Task description: Copy each line of the data below with the word "will".

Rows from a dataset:
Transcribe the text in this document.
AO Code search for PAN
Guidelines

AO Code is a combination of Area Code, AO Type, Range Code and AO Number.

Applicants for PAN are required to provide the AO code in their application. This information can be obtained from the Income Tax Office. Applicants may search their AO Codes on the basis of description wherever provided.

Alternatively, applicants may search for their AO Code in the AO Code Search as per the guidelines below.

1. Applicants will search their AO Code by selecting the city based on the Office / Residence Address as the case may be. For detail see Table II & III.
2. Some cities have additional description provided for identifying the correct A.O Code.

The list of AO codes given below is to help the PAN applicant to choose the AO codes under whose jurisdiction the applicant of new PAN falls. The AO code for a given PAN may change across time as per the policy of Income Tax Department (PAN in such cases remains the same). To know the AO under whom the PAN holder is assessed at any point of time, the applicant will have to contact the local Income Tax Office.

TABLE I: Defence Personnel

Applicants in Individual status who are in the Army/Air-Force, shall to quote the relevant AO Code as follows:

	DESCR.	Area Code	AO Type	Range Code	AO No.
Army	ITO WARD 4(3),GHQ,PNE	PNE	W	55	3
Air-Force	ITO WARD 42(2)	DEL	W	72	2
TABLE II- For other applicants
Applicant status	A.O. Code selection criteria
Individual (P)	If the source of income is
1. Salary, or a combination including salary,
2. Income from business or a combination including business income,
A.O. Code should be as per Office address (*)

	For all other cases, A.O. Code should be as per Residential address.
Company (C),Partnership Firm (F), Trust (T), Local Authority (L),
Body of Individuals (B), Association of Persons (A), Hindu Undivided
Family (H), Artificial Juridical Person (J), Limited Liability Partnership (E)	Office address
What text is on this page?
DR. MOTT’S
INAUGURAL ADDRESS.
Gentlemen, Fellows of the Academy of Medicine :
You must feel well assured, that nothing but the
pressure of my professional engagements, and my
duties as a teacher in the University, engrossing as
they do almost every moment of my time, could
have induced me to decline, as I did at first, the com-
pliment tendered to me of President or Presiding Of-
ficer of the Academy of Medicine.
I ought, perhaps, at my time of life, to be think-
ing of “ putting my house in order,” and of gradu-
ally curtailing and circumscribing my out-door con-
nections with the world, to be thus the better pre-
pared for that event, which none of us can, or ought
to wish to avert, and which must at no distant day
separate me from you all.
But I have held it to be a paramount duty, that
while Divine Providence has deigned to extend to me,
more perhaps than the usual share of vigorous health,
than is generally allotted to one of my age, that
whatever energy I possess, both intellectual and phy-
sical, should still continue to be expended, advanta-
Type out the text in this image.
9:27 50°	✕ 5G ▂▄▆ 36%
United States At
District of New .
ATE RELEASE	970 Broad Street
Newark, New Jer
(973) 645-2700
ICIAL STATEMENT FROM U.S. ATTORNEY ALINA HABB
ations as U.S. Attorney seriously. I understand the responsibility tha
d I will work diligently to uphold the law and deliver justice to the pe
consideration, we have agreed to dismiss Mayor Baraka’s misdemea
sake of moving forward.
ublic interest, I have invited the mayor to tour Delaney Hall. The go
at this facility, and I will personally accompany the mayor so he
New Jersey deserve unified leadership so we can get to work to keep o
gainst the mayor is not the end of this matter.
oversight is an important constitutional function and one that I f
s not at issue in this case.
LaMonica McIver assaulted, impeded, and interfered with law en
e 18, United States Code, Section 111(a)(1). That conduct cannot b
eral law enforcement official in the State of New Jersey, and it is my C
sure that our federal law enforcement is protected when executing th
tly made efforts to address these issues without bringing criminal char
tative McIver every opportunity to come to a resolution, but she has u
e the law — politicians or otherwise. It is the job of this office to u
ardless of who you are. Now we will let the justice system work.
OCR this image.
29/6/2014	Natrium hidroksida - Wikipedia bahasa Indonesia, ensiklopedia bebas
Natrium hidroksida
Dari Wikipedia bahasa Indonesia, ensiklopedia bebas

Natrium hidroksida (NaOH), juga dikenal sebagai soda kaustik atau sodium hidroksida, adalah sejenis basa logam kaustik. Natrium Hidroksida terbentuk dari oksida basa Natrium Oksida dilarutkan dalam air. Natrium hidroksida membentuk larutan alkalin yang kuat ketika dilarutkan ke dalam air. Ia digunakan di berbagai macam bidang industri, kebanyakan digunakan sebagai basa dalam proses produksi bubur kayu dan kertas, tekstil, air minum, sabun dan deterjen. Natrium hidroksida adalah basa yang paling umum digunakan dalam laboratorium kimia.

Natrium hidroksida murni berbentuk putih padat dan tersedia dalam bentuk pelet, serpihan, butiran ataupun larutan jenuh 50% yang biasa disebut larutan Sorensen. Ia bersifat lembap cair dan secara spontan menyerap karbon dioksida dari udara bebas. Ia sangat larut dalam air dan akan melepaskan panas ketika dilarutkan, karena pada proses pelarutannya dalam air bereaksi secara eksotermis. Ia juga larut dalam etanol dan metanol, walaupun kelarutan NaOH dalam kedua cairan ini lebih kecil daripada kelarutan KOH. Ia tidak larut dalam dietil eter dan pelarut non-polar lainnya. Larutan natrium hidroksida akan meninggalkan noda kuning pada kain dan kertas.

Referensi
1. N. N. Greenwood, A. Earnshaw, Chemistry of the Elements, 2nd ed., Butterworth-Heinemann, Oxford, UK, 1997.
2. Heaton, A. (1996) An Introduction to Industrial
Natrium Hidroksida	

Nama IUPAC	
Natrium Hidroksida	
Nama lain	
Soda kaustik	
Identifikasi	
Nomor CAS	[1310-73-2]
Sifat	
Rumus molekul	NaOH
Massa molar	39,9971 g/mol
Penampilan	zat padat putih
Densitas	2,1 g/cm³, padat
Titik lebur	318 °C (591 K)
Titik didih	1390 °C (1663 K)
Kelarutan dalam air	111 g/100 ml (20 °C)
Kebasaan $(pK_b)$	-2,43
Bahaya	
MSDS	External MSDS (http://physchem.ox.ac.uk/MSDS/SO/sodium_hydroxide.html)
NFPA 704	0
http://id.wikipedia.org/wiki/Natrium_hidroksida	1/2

Response to this exercise:
1. Applicants will search their AO Code by selecting the city based on the Office / Residence Address as the case may be. For detail see Table II & III.
The list of AO codes given below is to help the PAN applicant to choose the AO codes under whose jurisdiction the applicant of new PAN falls. The AO code for a given PAN may change across time as per the policy of Income Tax Department (PAN in such cases remains the same). To know the AO under whom the PAN holder is assessed at any point of time, the applicant will have to contact the local Income Tax Office.
d I will work diligently to uphold the law and deliver justice to the pe
at this facility, and I will personally accompany the mayor so he
ardless of who you are. Now we will let the justice system work.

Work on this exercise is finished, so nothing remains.